— Start SOURCE PASSAGE —
WHEREAS, in connection with the Purpose, it is necessary for the M2DMG or its clients to disclose certain confidential and/or proprietary information including, but not limited to, certain technical information, market research, membership data, analyses, studies, developments, processes, present and/or future product information, pricing information, business plans or other documents, information and materials that contain or reflect such information, irrespective of the form of communication (collectively, “Confidential Information”);

NOW, THEREFORE, in consideration of the mutual promises and covenants contained in this Agreement, the parties agree as follows:

  1. Disclosure of Confidential Information. M2DMG may disclose and transmit certain Confidential Information, as the disclosing party determines in its discretion, to each other in connection with the Purpose. Any Confidential Information so supplied shall be marked or otherwise identified as “Confidential.”
  2. Maintenance of Confidentiality. The Confidential Information shall be used by the DEVELOPER solely for the Purpose. The receiving party shall not, either directly or indirectly:
  1. Use any Confidential Information for any other purpose; or
  2. Disclose, reveal, report, publish or give any Confidential Information to any other person or entity.
— End SOURCE PASSAGE —
DIRECTIVE 1 ▸
Write out the confidentiality agreement excerpt above in full, word for word.
— Start SUPPLIED RECORDS —
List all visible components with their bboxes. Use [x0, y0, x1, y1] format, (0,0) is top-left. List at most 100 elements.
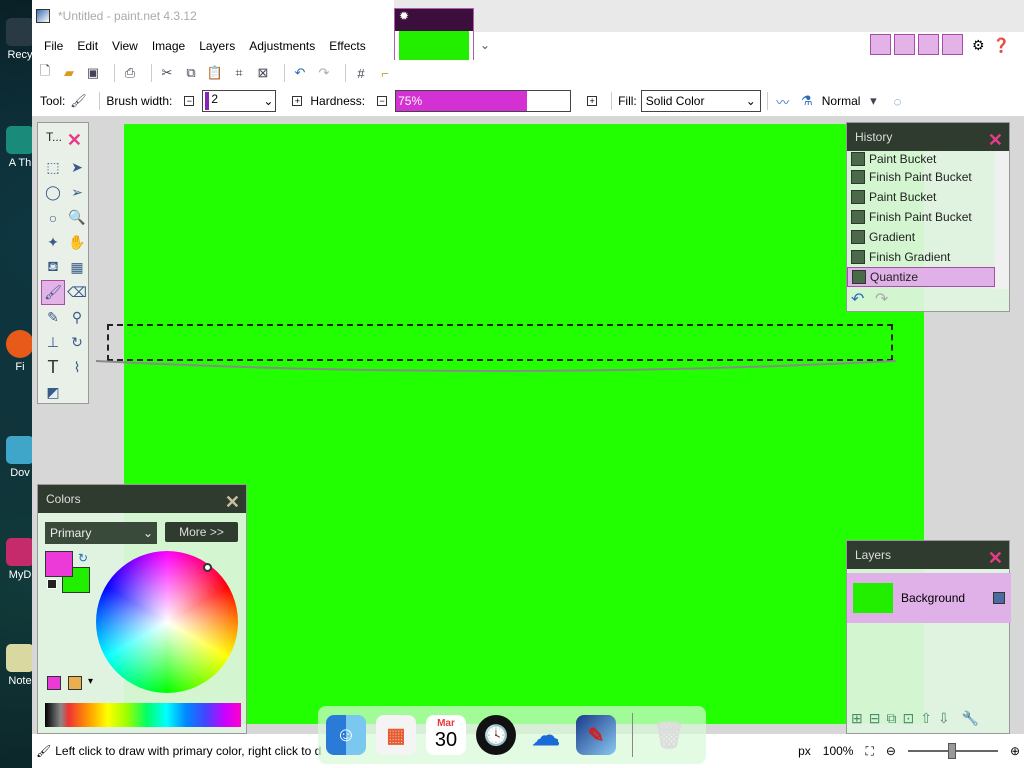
paintbrush-icon[interactable]: 🖌	[41, 280, 65, 305]
layer-visibility-checkbox[interactable]	[993, 592, 1005, 604]
brush-width-field[interactable]: 2 ⌄	[202, 90, 277, 112]
menu-adjustments[interactable]: Adjustments	[249, 39, 315, 53]
help-icon[interactable]: ❓	[993, 37, 1010, 54]
delete-layer-icon[interactable]: ⊟	[869, 710, 881, 727]
close-icon[interactable]: ✕	[67, 126, 82, 154]
calendar-icon[interactable]: Mar 30	[426, 715, 466, 755]
history-item[interactable]: Paint Bucket	[847, 187, 995, 207]
onedrive-icon[interactable]: ☁	[526, 715, 566, 755]
fill-select[interactable]: Solid Color ⌄	[640, 90, 761, 112]
layer-row[interactable]: Background	[847, 573, 1011, 623]
blend-mode-icon[interactable]: ⚗	[798, 92, 816, 110]
tab-list-chevron-icon[interactable]: ⌄	[480, 38, 490, 52]
blend-mode-value[interactable]: Normal	[822, 94, 861, 108]
print-icon[interactable]: ⎙	[121, 64, 139, 82]
history-item[interactable]: Finish Paint Bucket	[847, 167, 995, 187]
move-selected-icon[interactable]: ➤	[65, 155, 89, 180]
redo-icon[interactable]: ↷	[315, 64, 333, 82]
add-to-palette-icon[interactable]	[47, 676, 61, 690]
finder-icon[interactable]: ☺	[326, 715, 366, 755]
hardness-decrease-icon[interactable]: −	[377, 96, 388, 106]
recolor-icon[interactable]: ↻	[65, 330, 89, 355]
zoom-out-icon[interactable]: ⊖	[886, 744, 896, 758]
zoom-value[interactable]: 100%	[823, 744, 854, 758]
new-file-icon[interactable]: 🗋	[36, 63, 54, 82]
gear-icon[interactable]: ⚙	[972, 37, 985, 54]
selection-mode-icon[interactable]: ◌	[888, 92, 906, 110]
undo-icon[interactable]: ↶	[851, 291, 864, 308]
deselect-icon[interactable]: ⊠	[254, 64, 272, 82]
swap-colors-icon[interactable]: ↻	[78, 551, 88, 565]
brush-width-value[interactable]: 2	[205, 92, 262, 110]
eraser-icon[interactable]: ⌫	[65, 280, 89, 305]
chevron-down-icon[interactable]: ⌄	[263, 94, 273, 108]
crop-icon[interactable]: ⌗	[230, 64, 248, 82]
menu-image[interactable]: Image	[152, 39, 185, 53]
color-mode-select[interactable]: Primary ⌄	[45, 522, 157, 544]
history-item[interactable]: Paint Bucket	[847, 151, 995, 167]
image-tab-header[interactable]: ✹	[395, 9, 473, 31]
pencil-icon[interactable]: ✎	[41, 305, 65, 330]
layers-panel-toggle-icon[interactable]	[918, 34, 939, 55]
pan-hand-icon[interactable]: ✋	[65, 230, 89, 255]
chevron-down-icon[interactable]: ▾	[864, 92, 882, 110]
menu-effects[interactable]: Effects	[329, 39, 365, 53]
colors-panel-toggle-icon[interactable]	[942, 34, 963, 55]
text-icon[interactable]: T	[41, 355, 65, 380]
clock-icon[interactable]: 🕓	[476, 715, 516, 755]
move-layer-down-icon[interactable]: ⇩	[938, 710, 950, 727]
brush-width-decrease-icon[interactable]: −	[184, 96, 195, 106]
redo-icon[interactable]: ↷	[875, 291, 888, 308]
brush-width-increase-icon[interactable]: +	[292, 96, 303, 106]
close-icon[interactable]: ✕	[225, 488, 240, 516]
rectangle-select-icon[interactable]: ⬚	[41, 155, 65, 180]
primary-color-swatch[interactable]	[45, 551, 73, 577]
paste-icon[interactable]: 📋	[206, 64, 224, 82]
open-folder-icon[interactable]: ▰	[60, 64, 78, 82]
zoom-slider-handle[interactable]	[947, 743, 956, 759]
menu-view[interactable]: View	[112, 39, 138, 53]
duplicate-layer-icon[interactable]: ⧉	[886, 710, 896, 727]
hardness-slider[interactable]: 75%	[395, 90, 572, 112]
tools-panel-header[interactable]: T... ✕	[38, 123, 88, 151]
zoom-in-icon[interactable]: ⊕	[1010, 744, 1020, 758]
copy-icon[interactable]: ⧉	[182, 64, 200, 82]
history-scrollbar[interactable]	[995, 151, 1009, 289]
fit-to-window-icon[interactable]: ⛶	[865, 744, 873, 759]
ruler-icon[interactable]: ⌐	[376, 64, 394, 82]
history-item[interactable]: Gradient	[847, 227, 995, 247]
history-item[interactable]: Finish Paint Bucket	[847, 207, 995, 227]
more-colors-button[interactable]: More >>	[165, 522, 238, 542]
units-value[interactable]: px	[798, 744, 811, 758]
trash-icon[interactable]: 🗑	[649, 715, 689, 755]
close-icon[interactable]: ✕	[988, 544, 1003, 572]
menu-file[interactable]: File	[44, 39, 63, 53]
menu-layers[interactable]: Layers	[199, 39, 235, 53]
menu-edit[interactable]: Edit	[77, 39, 98, 53]
grid-icon[interactable]: #	[352, 64, 370, 82]
zoom-slider[interactable]	[907, 743, 998, 759]
layer-properties-icon[interactable]: 🔧	[962, 710, 979, 727]
palette-menu-icon[interactable]	[68, 676, 82, 690]
history-item[interactable]: Finish Gradient	[847, 247, 995, 267]
paintbrush-tool-icon[interactable]: 🖌	[69, 92, 87, 110]
color-picker-icon[interactable]: ⚲	[65, 305, 89, 330]
ellipse-select-icon[interactable]: ○	[41, 205, 65, 230]
move-selection-icon[interactable]: ➢	[65, 180, 89, 205]
color-wheel[interactable]	[96, 551, 238, 693]
history-panel-toggle-icon[interactable]	[894, 34, 915, 55]
shapes-icon[interactable]: ◩	[41, 380, 65, 405]
title-bar[interactable]: *Untitled - paint.net 4.3.12	[32, 0, 394, 32]
zoom-icon[interactable]: 🔍	[65, 205, 89, 230]
paint-bucket-icon[interactable]: ⛾	[41, 255, 65, 280]
cut-icon[interactable]: ✂	[158, 64, 176, 82]
undo-icon[interactable]: ↶	[291, 64, 309, 82]
clone-stamp-icon[interactable]: ⊥	[41, 330, 65, 355]
line-curve-icon[interactable]: ⌇	[65, 355, 89, 380]
save-icon[interactable]: ▣	[84, 64, 102, 82]
history-panel-header[interactable]: History ✕	[847, 123, 1009, 151]
merge-layer-icon[interactable]: ⊡	[902, 710, 914, 727]
tools-panel-toggle-icon[interactable]	[870, 34, 891, 55]
colors-panel-header[interactable]: Colors ✕	[38, 485, 246, 513]
chevron-down-icon[interactable]: ▾	[88, 676, 93, 687]
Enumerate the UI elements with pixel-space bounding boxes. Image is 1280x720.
— End SUPPLIED RECORDS —
DIRECTIVE 2 ▸
Recast the data item rows from the line with "280, 65, 305]" to the line with "39, 315, 53]", both included, as a JSON list of strings with one string per line and blank lines omitted.

COMPLETE RESPONSE 1 ▸
WHEREAS, in connection with the Purpose, it is necessary for the M2DMG or its clients to disclose certain confidential and/or proprietary information including, but not limited to, certain technical information, market research, membership data, analyses, studies, developments, processes, present and/or future product information, pricing information, business plans or other documents, information and materials that contain or reflect such information, irrespective of the form of communication (collectively, “Confidential Information”);

NOW, THEREFORE, in consideration of the mutual promises and covenants contained in this Agreement, the parties agree as follows:

  1. Disclosure of Confidential Information. M2DMG may disclose and transmit certain Confidential Information, as the disclosing party determines in its discretion, to each other in connection with the Purpose. Any Confidential Information so supplied shall be marked or otherwise identified as “Confidential.”
  2. Maintenance of Confidentiality. The Confidential Information shall be used by the DEVELOPER solely for the Purpose. The receiving party shall not, either directly or indirectly:
  1. Use any Confidential Information for any other purpose; or
  2. Disclose, reveal, report, publish or give any Confidential Information to any other person or entity.

COMPLETE RESPONSE 2 ▸
[
  "paintbrush-icon[interactable]: 🖌\t[41, 280, 65, 305]",
  "layer-visibility-checkbox[interactable]\t[993, 592, 1005, 604]",
  "brush-width-field[interactable]: 2 ⌄\t[202, 90, 277, 112]",
  "menu-adjustments[interactable]: Adjustments\t[249, 39, 315, 53]"
]